**DIRECTION:** Repeat exactly each line of the data provided below.

**DATA FOR PROCESSING:**
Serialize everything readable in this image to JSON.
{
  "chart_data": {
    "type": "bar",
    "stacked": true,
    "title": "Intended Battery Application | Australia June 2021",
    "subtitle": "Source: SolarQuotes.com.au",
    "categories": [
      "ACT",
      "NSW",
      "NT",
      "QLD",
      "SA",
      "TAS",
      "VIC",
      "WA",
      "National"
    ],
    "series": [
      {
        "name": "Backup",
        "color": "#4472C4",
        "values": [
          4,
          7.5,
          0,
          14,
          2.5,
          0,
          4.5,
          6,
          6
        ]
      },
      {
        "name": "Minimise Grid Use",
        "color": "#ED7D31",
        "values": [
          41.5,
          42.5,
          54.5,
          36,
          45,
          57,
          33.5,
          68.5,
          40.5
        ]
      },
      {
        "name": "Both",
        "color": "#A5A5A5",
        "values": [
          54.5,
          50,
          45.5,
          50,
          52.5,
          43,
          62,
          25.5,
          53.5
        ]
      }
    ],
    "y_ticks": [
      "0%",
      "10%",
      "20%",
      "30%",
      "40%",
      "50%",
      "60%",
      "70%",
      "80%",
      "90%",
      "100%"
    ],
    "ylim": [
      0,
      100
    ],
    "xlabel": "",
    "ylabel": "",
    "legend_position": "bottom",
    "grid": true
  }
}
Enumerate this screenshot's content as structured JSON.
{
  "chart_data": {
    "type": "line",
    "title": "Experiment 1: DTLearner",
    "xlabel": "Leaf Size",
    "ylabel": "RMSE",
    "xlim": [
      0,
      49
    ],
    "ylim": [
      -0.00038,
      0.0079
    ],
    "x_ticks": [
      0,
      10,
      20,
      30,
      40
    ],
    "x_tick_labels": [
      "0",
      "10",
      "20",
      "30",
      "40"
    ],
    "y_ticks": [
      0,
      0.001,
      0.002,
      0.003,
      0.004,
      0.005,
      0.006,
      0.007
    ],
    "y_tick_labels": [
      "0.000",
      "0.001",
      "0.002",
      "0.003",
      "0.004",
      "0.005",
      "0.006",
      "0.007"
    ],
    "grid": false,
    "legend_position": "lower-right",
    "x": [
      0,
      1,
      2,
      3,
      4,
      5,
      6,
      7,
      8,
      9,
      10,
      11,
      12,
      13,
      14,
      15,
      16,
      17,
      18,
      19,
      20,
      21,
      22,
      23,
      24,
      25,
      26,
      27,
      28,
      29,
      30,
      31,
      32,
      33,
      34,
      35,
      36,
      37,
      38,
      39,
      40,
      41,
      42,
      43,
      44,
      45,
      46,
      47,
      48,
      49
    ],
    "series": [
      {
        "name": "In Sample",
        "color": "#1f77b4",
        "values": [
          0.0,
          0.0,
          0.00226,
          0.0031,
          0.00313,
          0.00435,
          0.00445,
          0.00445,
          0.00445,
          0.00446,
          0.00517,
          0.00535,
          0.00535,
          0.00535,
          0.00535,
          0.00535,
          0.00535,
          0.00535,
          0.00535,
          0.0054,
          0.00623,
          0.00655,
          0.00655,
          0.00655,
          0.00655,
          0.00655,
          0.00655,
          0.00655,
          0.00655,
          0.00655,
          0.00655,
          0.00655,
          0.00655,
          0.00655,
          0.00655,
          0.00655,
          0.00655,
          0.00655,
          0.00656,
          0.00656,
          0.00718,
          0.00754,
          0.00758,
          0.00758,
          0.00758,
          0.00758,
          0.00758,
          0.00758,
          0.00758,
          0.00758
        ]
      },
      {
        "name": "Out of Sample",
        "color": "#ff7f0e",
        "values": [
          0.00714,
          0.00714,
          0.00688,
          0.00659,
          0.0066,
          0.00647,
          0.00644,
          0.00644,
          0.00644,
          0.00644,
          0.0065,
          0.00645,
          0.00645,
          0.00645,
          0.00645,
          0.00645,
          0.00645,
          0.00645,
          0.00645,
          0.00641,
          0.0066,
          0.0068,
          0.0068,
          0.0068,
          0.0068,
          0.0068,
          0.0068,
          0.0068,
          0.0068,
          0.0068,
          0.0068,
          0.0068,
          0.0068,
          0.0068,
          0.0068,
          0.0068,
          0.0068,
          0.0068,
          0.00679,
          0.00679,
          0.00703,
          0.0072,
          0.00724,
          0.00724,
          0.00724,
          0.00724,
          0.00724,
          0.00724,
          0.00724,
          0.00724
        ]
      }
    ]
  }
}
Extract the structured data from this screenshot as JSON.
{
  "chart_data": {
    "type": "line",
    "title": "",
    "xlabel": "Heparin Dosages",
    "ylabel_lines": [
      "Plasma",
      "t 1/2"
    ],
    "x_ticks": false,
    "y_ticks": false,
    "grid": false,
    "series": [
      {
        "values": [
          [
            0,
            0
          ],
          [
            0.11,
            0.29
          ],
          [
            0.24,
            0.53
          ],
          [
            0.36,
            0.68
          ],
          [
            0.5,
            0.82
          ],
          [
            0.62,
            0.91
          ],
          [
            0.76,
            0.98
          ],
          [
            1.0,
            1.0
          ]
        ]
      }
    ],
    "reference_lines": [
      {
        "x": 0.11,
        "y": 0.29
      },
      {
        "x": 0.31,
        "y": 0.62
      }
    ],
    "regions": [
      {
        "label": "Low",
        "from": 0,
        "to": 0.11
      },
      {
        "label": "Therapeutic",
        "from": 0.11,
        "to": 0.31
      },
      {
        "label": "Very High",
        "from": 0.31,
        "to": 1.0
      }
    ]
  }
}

**FINAL RESULT:**
Serialize everything readable in this image to JSON.
{
  "chart_data": {
    "type": "bar",
    "stacked": true,
    "title": "Intended Battery Application | Australia June 2021",
    "subtitle": "Source: SolarQuotes.com.au",
    "categories": [
      "ACT",
      "NSW",
      "NT",
      "QLD",
      "SA",
      "TAS",
      "VIC",
      "WA",
      "National"
    ],
    "series": [
      {
        "name": "Backup",
        "color": "#4472C4",
        "values": [
          4,
          7.5,
          0,
          14,
          2.5,
          0,
          4.5,
          6,
          6
        ]
      },
      {
        "name": "Minimise Grid Use",
        "color": "#ED7D31",
        "values": [
          41.5,
          42.5,
          54.5,
          36,
          45,
          57,
          33.5,
          68.5,
          40.5
        ]
      },
      {
        "name": "Both",
        "color": "#A5A5A5",
        "values": [
          54.5,
          50,
          45.5,
          50,
          52.5,
          43,
          62,
          25.5,
          53.5
        ]
      }
    ],
    "y_ticks": [
      "0%",
      "10%",
      "20%",
      "30%",
      "40%",
      "50%",
      "60%",
      "70%",
      "80%",
      "90%",
      "100%"
    ],
    "ylim": [
      0,
      100
    ],
    "xlabel": "",
    "ylabel": "",
    "legend_position": "bottom",
    "grid": true
  }
}
Enumerate this screenshot's content as structured JSON.
{
  "chart_data": {
    "type": "line",
    "title": "Experiment 1: DTLearner",
    "xlabel": "Leaf Size",
    "ylabel": "RMSE",
    "xlim": [
      0,
      49
    ],
    "ylim": [
      -0.00038,
      0.0079
    ],
    "x_ticks": [
      0,
      10,
      20,
      30,
      40
    ],
    "x_tick_labels": [
      "0",
      "10",
      "20",
      "30",
      "40"
    ],
    "y_ticks": [
      0,
      0.001,
      0.002,
      0.003,
      0.004,
      0.005,
      0.006,
      0.007
    ],
    "y_tick_labels": [
      "0.000",
      "0.001",
      "0.002",
      "0.003",
      "0.004",
      "0.005",
      "0.006",
      "0.007"
    ],
    "grid": false,
    "legend_position": "lower-right",
    "x": [
      0,
      1,
      2,
      3,
      4,
      5,
      6,
      7,
      8,
      9,
      10,
      11,
      12,
      13,
      14,
      15,
      16,
      17,
      18,
      19,
      20,
      21,
      22,
      23,
      24,
      25,
      26,
      27,
      28,
      29,
      30,
      31,
      32,
      33,
      34,
      35,
      36,
      37,
      38,
      39,
      40,
      41,
      42,
      43,
      44,
      45,
      46,
      47,
      48,
      49
    ],
    "series": [
      {
        "name": "In Sample",
        "color": "#1f77b4",
        "values": [
          0.0,
          0.0,
          0.00226,
          0.0031,
          0.00313,
          0.00435,
          0.00445,
          0.00445,
          0.00445,
          0.00446,
          0.00517,
          0.00535,
          0.00535,
          0.00535,
          0.00535,
          0.00535,
          0.00535,
          0.00535,
          0.00535,
          0.0054,
          0.00623,
          0.00655,
          0.00655,
          0.00655,
          0.00655,
          0.00655,
          0.00655,
          0.00655,
          0.00655,
          0.00655,
          0.00655,
          0.00655,
          0.00655,
          0.00655,
          0.00655,
          0.00655,
          0.00655,
          0.00655,
          0.00656,
          0.00656,
          0.00718,
          0.00754,
          0.00758,
          0.00758,
          0.00758,
          0.00758,
          0.00758,
          0.00758,
          0.00758,
          0.00758
        ]
      },
      {
        "name": "Out of Sample",
        "color": "#ff7f0e",
        "values": [
          0.00714,
          0.00714,
          0.00688,
          0.00659,
          0.0066,
          0.00647,
          0.00644,
          0.00644,
          0.00644,
          0.00644,
          0.0065,
          0.00645,
          0.00645,
          0.00645,
          0.00645,
          0.00645,
          0.00645,
          0.00645,
          0.00645,
          0.00641,
          0.0066,
          0.0068,
          0.0068,
          0.0068,
          0.0068,
          0.0068,
          0.0068,
          0.0068,
          0.0068,
          0.0068,
          0.0068,
          0.0068,
          0.0068,
          0.0068,
          0.0068,
          0.0068,
          0.0068,
          0.0068,
          0.00679,
          0.00679,
          0.00703,
          0.0072,
          0.00724,
          0.00724,
          0.00724,
          0.00724,
          0.00724,
          0.00724,
          0.00724,
          0.00724
        ]
      }
    ]
  }
}
Extract the structured data from this screenshot as JSON.
{
  "chart_data": {
    "type": "line",
    "title": "",
    "xlabel": "Heparin Dosages",
    "ylabel_lines": [
      "Plasma",
      "t 1/2"
    ],
    "x_ticks": false,
    "y_ticks": false,
    "grid": false,
    "series": [
      {
        "values": [
          [
            0,
            0
          ],
          [
            0.11,
            0.29
          ],
          [
            0.24,
            0.53
          ],
          [
            0.36,
            0.68
          ],
          [
            0.5,
            0.82
          ],
          [
            0.62,
            0.91
          ],
          [
            0.76,
            0.98
          ],
          [
            1.0,
            1.0
          ]
        ]
      }
    ],
    "reference_lines": [
      {
        "x": 0.11,
        "y": 0.29
      },
      {
        "x": 0.31,
        "y": 0.62
      }
    ],
    "regions": [
      {
        "label": "Low",
        "from": 0,
        "to": 0.11
      },
      {
        "label": "Therapeutic",
        "from": 0.11,
        "to": 0.31
      },
      {
        "label": "Very High",
        "from": 0.31,
        "to": 1.0
      }
    ]
  }
}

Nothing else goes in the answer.